### Material provided
* Start *
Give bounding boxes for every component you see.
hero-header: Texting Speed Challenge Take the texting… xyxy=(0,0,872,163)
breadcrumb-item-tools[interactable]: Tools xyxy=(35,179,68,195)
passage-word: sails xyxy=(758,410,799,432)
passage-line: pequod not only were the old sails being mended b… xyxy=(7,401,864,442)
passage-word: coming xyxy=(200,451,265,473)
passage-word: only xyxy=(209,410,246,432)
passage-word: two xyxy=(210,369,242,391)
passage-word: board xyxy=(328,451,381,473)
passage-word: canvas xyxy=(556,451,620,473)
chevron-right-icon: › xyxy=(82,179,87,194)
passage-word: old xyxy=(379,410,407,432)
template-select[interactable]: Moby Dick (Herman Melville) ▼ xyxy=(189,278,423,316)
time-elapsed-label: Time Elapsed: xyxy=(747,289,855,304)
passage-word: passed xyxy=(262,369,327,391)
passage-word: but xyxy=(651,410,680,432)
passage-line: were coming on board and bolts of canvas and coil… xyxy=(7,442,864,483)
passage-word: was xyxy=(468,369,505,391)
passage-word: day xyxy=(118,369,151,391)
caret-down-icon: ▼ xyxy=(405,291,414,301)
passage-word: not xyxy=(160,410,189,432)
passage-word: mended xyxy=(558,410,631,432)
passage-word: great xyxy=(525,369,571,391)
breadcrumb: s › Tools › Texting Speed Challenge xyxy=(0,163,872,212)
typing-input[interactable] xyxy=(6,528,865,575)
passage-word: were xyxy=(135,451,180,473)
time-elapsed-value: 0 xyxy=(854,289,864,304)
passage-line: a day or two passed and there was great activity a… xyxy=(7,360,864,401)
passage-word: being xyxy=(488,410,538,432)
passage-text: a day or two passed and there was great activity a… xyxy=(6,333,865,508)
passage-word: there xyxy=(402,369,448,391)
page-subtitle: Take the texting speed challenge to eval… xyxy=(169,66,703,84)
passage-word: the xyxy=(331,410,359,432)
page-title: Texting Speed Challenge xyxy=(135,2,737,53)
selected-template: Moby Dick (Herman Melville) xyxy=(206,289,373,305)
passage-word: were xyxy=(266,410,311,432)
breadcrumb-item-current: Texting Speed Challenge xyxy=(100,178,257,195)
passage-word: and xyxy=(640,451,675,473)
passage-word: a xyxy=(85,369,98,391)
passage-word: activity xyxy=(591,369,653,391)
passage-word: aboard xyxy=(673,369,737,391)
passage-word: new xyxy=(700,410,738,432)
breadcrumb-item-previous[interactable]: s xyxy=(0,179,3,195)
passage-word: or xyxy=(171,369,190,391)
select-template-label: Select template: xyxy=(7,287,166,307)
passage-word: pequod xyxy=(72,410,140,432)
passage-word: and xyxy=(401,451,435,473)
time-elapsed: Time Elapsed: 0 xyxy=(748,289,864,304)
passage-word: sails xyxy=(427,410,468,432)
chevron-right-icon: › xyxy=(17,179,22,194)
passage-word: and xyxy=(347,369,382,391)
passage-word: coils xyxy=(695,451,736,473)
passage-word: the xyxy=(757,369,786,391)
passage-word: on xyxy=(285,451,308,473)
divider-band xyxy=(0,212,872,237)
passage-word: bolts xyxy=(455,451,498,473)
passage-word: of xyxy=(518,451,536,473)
* End *
### Stated goal
Please rewrite the listing as a numbered list, starting at its first line and ending at the line that contains "passage-word: but xyxy=(651,410,680,432)", both included. Leave out any blank lines.

### Finished exercise
1. Give bounding boxes for every component you see.
2. hero-header: Texting Speed Challenge Take the texting… xyxy=(0,0,872,163)
3. breadcrumb-item-tools[interactable]: Tools xyxy=(35,179,68,195)
4. passage-word: sails xyxy=(758,410,799,432)
5. passage-line: pequod not only were the old sails being mended b… xyxy=(7,401,864,442)
6. passage-word: coming xyxy=(200,451,265,473)
7. passage-word: only xyxy=(209,410,246,432)
8. passage-word: two xyxy=(210,369,242,391)
9. passage-word: board xyxy=(328,451,381,473)
10. passage-word: canvas xyxy=(556,451,620,473)
11. chevron-right-icon: › xyxy=(82,179,87,194)
12. passage-word: old xyxy=(379,410,407,432)
13. template-select[interactable]: Moby Dick (Herman Melville) ▼ xyxy=(189,278,423,316)
14. time-elapsed-label: Time Elapsed: xyxy=(747,289,855,304)
15. passage-word: passed xyxy=(262,369,327,391)
16. passage-word: but xyxy=(651,410,680,432)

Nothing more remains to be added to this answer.